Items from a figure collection
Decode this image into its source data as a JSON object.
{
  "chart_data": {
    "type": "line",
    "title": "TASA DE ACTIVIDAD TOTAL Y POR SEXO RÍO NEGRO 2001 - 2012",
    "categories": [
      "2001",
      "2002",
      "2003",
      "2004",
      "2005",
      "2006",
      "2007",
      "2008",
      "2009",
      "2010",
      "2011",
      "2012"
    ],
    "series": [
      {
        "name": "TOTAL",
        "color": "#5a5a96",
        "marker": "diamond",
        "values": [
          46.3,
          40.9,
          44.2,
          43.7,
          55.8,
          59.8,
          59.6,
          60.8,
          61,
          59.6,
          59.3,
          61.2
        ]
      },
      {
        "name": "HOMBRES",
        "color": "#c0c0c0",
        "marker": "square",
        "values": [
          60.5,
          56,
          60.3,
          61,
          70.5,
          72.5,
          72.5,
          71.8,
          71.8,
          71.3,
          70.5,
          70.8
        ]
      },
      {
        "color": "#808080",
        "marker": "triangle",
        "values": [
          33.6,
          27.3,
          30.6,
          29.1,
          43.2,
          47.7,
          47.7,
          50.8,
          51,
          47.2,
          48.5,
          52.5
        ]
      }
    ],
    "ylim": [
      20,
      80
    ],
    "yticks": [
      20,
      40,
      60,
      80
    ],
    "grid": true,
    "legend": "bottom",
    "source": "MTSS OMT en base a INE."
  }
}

§ Written exercise:
Take the data above and return it exactly.

§ Exercise response:
Decode this image into its source data as a JSON object.
{
  "chart_data": {
    "type": "line",
    "title": "TASA DE ACTIVIDAD TOTAL Y POR SEXO RÍO NEGRO 2001 - 2012",
    "categories": [
      "2001",
      "2002",
      "2003",
      "2004",
      "2005",
      "2006",
      "2007",
      "2008",
      "2009",
      "2010",
      "2011",
      "2012"
    ],
    "series": [
      {
        "name": "TOTAL",
        "color": "#5a5a96",
        "marker": "diamond",
        "values": [
          46.3,
          40.9,
          44.2,
          43.7,
          55.8,
          59.8,
          59.6,
          60.8,
          61,
          59.6,
          59.3,
          61.2
        ]
      },
      {
        "name": "HOMBRES",
        "color": "#c0c0c0",
        "marker": "square",
        "values": [
          60.5,
          56,
          60.3,
          61,
          70.5,
          72.5,
          72.5,
          71.8,
          71.8,
          71.3,
          70.5,
          70.8
        ]
      },
      {
        "color": "#808080",
        "marker": "triangle",
        "values": [
          33.6,
          27.3,
          30.6,
          29.1,
          43.2,
          47.7,
          47.7,
          50.8,
          51,
          47.2,
          48.5,
          52.5
        ]
      }
    ],
    "ylim": [
      20,
      80
    ],
    "yticks": [
      20,
      40,
      60,
      80
    ],
    "grid": true,
    "legend": "bottom",
    "source": "MTSS OMT en base a INE."
  }
}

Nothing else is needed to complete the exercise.